* _INSTRUCTIONS TO FOLLOW_:
Output all lines exactly.

[start INPUT MATERIAL]

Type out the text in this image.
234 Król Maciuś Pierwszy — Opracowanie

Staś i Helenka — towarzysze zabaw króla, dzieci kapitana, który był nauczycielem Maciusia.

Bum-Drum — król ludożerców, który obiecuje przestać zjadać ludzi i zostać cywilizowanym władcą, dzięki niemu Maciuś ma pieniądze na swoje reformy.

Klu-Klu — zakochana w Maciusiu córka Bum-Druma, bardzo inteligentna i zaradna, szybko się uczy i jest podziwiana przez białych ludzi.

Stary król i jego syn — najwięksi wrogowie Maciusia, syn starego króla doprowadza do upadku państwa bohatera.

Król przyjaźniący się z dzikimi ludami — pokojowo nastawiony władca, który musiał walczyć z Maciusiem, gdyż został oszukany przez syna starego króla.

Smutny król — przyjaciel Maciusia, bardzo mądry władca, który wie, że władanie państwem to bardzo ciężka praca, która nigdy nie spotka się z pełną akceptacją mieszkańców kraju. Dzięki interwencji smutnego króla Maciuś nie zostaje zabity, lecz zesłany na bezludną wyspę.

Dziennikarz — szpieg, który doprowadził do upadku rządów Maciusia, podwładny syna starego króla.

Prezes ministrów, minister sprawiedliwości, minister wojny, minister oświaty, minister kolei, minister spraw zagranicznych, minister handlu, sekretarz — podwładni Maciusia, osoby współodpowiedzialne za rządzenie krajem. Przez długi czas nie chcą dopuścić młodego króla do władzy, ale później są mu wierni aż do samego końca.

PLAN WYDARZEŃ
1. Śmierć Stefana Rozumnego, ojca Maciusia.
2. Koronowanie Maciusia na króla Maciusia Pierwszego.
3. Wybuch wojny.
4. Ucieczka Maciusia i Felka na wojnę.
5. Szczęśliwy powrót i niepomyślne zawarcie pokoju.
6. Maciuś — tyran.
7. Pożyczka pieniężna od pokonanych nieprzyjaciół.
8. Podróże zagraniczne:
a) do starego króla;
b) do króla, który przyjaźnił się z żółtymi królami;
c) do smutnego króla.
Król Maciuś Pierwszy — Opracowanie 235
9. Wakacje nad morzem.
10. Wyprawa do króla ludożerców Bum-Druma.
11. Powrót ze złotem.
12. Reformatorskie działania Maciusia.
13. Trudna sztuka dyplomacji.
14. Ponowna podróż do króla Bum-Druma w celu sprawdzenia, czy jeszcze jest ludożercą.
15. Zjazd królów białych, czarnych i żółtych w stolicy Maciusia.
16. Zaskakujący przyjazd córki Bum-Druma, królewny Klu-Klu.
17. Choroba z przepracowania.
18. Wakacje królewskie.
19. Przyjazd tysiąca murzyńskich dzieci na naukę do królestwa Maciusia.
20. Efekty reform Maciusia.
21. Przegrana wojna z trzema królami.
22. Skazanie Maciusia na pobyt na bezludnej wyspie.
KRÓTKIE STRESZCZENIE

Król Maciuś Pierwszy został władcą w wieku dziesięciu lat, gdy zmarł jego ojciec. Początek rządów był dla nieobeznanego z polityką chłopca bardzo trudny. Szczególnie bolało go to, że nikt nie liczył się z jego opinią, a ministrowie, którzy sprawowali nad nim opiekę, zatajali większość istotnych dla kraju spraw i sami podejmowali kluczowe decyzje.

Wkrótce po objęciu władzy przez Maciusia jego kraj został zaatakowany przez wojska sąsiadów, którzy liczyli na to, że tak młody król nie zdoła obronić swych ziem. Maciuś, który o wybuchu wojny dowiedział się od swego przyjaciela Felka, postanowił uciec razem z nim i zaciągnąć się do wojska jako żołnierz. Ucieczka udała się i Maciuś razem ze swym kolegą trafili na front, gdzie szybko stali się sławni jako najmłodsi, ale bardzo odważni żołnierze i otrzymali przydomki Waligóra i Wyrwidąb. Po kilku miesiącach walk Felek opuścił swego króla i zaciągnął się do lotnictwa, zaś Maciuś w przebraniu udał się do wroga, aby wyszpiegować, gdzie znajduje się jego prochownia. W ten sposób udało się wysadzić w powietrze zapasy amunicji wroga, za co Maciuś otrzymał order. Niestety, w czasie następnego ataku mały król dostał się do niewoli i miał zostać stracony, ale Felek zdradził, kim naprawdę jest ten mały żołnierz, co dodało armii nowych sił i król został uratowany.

[end INPUT MATERIAL]

* _CORRECT RESPONSE_:
Type out the text in this image.
234 Król Maciuś Pierwszy — Opracowanie

Staś i Helenka — towarzysze zabaw króla, dzieci kapitana, który był nauczycielem Maciusia.

Bum-Drum — król ludożerców, który obiecuje przestać zjadać ludzi i zostać cywilizowanym władcą, dzięki niemu Maciuś ma pieniądze na swoje reformy.

Klu-Klu — zakochana w Maciusiu córka Bum-Druma, bardzo inteligentna i zaradna, szybko się uczy i jest podziwiana przez białych ludzi.

Stary król i jego syn — najwięksi wrogowie Maciusia, syn starego króla doprowadza do upadku państwa bohatera.

Król przyjaźniący się z dzikimi ludami — pokojowo nastawiony władca, który musiał walczyć z Maciusiem, gdyż został oszukany przez syna starego króla.

Smutny król — przyjaciel Maciusia, bardzo mądry władca, który wie, że władanie państwem to bardzo ciężka praca, która nigdy nie spotka się z pełną akceptacją mieszkańców kraju. Dzięki interwencji smutnego króla Maciuś nie zostaje zabity, lecz zesłany na bezludną wyspę.

Dziennikarz — szpieg, który doprowadził do upadku rządów Maciusia, podwładny syna starego króla.

Prezes ministrów, minister sprawiedliwości, minister wojny, minister oświaty, minister kolei, minister spraw zagranicznych, minister handlu, sekretarz — podwładni Maciusia, osoby współodpowiedzialne za rządzenie krajem. Przez długi czas nie chcą dopuścić młodego króla do władzy, ale później są mu wierni aż do samego końca.

PLAN WYDARZEŃ
1. Śmierć Stefana Rozumnego, ojca Maciusia.
2. Koronowanie Maciusia na króla Maciusia Pierwszego.
3. Wybuch wojny.
4. Ucieczka Maciusia i Felka na wojnę.
5. Szczęśliwy powrót i niepomyślne zawarcie pokoju.
6. Maciuś — tyran.
7. Pożyczka pieniężna od pokonanych nieprzyjaciół.
8. Podróże zagraniczne:
a) do starego króla;
b) do króla, który przyjaźnił się z żółtymi królami;
c) do smutnego króla.
Król Maciuś Pierwszy — Opracowanie 235
9. Wakacje nad morzem.
10. Wyprawa do króla ludożerców Bum-Druma.
11. Powrót ze złotem.
12. Reformatorskie działania Maciusia.
13. Trudna sztuka dyplomacji.
14. Ponowna podróż do króla Bum-Druma w celu sprawdzenia, czy jeszcze jest ludożercą.
15. Zjazd królów białych, czarnych i żółtych w stolicy Maciusia.
16. Zaskakujący przyjazd córki Bum-Druma, królewny Klu-Klu.
17. Choroba z przepracowania.
18. Wakacje królewskie.
19. Przyjazd tysiąca murzyńskich dzieci na naukę do królestwa Maciusia.
20. Efekty reform Maciusia.
21. Przegrana wojna z trzema królami.
22. Skazanie Maciusia na pobyt na bezludnej wyspie.
KRÓTKIE STRESZCZENIE

Król Maciuś Pierwszy został władcą w wieku dziesięciu lat, gdy zmarł jego ojciec. Początek rządów był dla nieobeznanego z polityką chłopca bardzo trudny. Szczególnie bolało go to, że nikt nie liczył się z jego opinią, a ministrowie, którzy sprawowali nad nim opiekę, zatajali większość istotnych dla kraju spraw i sami podejmowali kluczowe decyzje.

Wkrótce po objęciu władzy przez Maciusia jego kraj został zaatakowany przez wojska sąsiadów, którzy liczyli na to, że tak młody król nie zdoła obronić swych ziem. Maciuś, który o wybuchu wojny dowiedział się od swego przyjaciela Felka, postanowił uciec razem z nim i zaciągnąć się do wojska jako żołnierz. Ucieczka udała się i Maciuś razem ze swym kolegą trafili na front, gdzie szybko stali się sławni jako najmłodsi, ale bardzo odważni żołnierze i otrzymali przydomki Waligóra i Wyrwidąb. Po kilku miesiącach walk Felek opuścił swego króla i zaciągnął się do lotnictwa, zaś Maciuś w przebraniu udał się do wroga, aby wyszpiegować, gdzie znajduje się jego prochownia. W ten sposób udało się wysadzić w powietrze zapasy amunicji wroga, za co Maciuś otrzymał order. Niestety, w czasie następnego ataku mały król dostał się do niewoli i miał zostać stracony, ale Felek zdradził, kim naprawdę jest ten mały żołnierz, co dodało armii nowych sił i król został uratowany.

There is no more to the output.